Dataset items:
= = = = =

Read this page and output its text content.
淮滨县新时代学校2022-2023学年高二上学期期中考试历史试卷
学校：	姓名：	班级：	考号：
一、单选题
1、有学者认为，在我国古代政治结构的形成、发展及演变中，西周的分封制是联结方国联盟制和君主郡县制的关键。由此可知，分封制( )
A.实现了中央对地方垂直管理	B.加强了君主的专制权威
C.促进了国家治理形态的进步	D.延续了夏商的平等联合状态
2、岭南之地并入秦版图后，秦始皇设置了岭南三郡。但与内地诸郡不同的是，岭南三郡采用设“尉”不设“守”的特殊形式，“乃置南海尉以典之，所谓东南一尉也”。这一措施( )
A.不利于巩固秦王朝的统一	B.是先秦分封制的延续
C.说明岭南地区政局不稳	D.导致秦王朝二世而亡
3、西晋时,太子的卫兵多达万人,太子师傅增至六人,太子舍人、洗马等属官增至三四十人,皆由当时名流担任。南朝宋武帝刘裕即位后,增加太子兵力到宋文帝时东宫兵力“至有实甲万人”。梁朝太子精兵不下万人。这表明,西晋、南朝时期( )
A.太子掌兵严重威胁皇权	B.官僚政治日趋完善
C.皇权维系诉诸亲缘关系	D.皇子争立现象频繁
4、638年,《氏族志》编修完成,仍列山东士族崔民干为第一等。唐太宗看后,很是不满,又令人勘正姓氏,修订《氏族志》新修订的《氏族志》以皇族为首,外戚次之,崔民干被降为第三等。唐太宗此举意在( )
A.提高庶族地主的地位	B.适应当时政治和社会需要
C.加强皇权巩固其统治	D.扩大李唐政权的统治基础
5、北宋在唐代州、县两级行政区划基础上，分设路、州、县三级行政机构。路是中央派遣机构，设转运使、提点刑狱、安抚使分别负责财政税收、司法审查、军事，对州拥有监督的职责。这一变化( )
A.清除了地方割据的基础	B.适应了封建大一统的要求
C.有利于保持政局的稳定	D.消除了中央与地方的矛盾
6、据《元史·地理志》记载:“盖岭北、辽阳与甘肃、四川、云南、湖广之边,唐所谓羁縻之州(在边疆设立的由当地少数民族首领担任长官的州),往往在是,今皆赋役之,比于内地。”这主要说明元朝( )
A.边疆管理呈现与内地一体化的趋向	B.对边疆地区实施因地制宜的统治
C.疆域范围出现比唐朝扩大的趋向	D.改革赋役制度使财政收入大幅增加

= = = = =

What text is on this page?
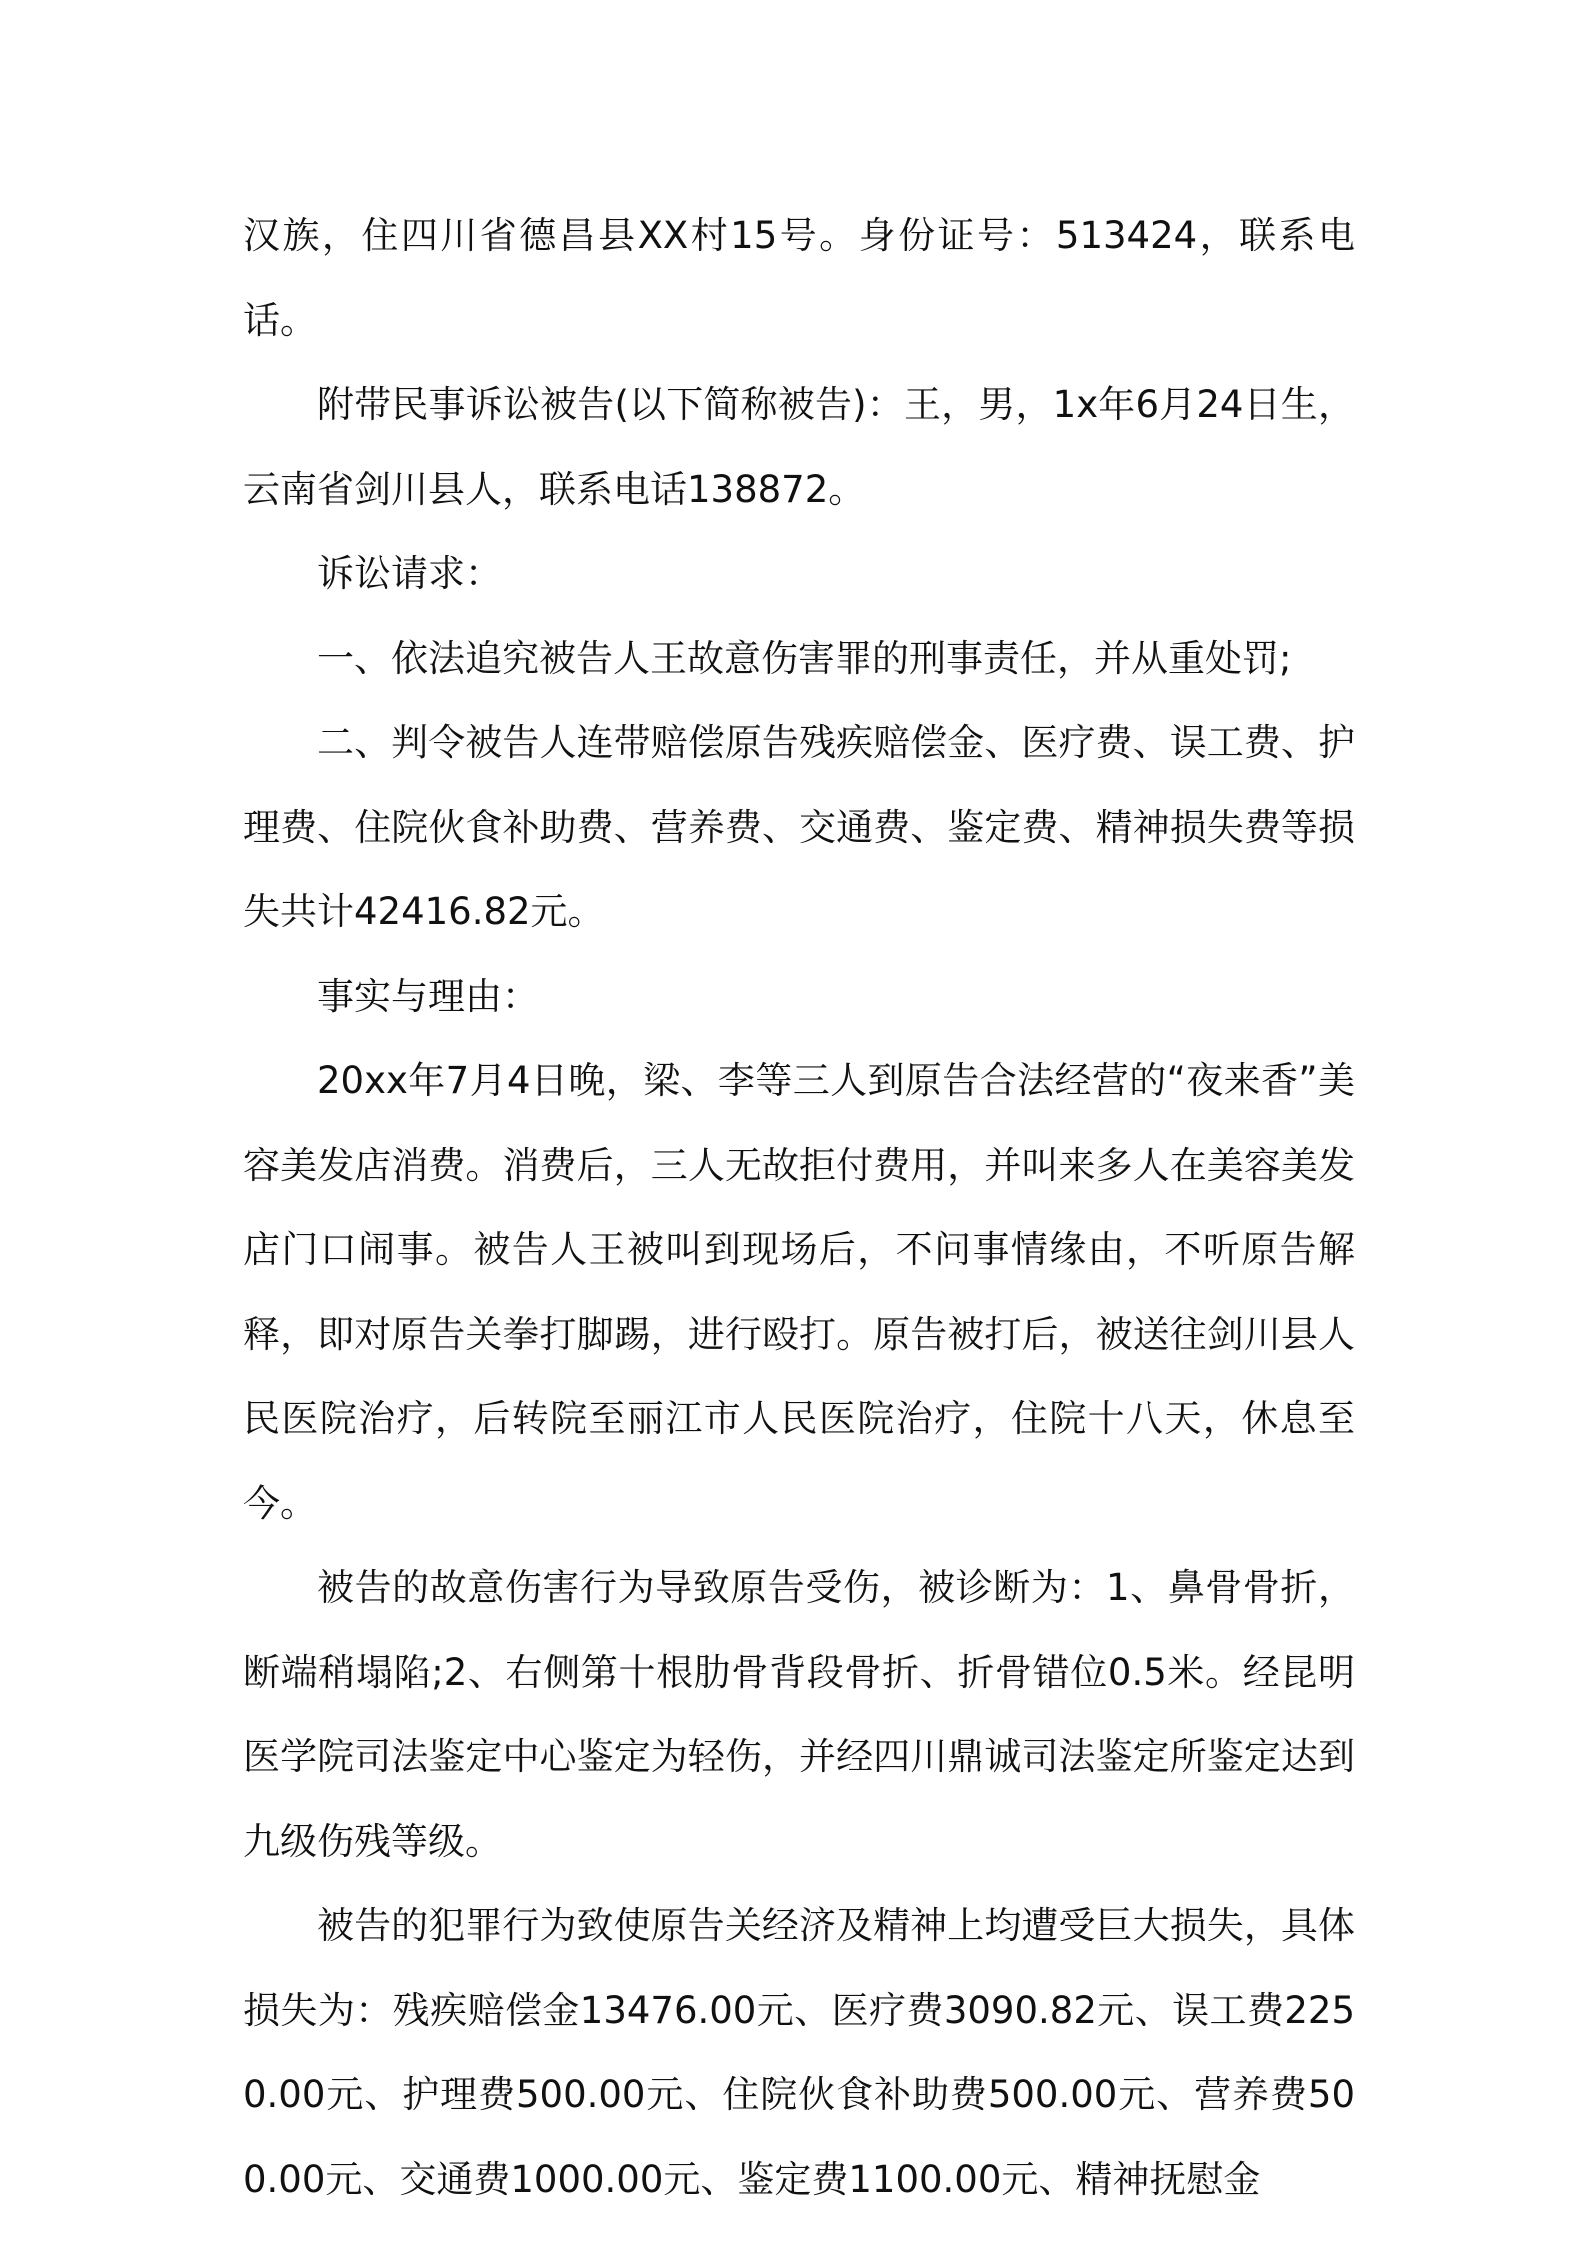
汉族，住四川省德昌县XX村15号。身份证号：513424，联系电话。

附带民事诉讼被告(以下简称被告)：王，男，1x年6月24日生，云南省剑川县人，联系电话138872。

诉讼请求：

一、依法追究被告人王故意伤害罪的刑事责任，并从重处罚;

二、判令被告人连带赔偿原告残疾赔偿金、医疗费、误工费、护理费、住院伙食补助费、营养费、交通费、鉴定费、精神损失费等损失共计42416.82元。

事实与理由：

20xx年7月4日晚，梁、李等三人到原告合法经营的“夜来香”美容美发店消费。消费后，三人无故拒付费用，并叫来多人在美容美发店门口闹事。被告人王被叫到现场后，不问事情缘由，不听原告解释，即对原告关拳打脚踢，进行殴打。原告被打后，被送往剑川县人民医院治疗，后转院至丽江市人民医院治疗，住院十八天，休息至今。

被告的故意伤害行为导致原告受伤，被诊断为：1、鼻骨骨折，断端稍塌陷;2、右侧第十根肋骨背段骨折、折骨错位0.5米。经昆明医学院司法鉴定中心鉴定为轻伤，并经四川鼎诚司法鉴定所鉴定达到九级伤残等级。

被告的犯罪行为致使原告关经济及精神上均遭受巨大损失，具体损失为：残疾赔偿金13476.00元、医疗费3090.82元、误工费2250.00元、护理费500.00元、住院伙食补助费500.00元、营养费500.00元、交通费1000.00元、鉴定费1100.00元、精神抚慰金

= = = = =

REQUIREMENT: Collect, from the material above, every line containing the word "page".

RESULT OF THE EXERCISE:
Read this page and output its text content.
What text is on this page?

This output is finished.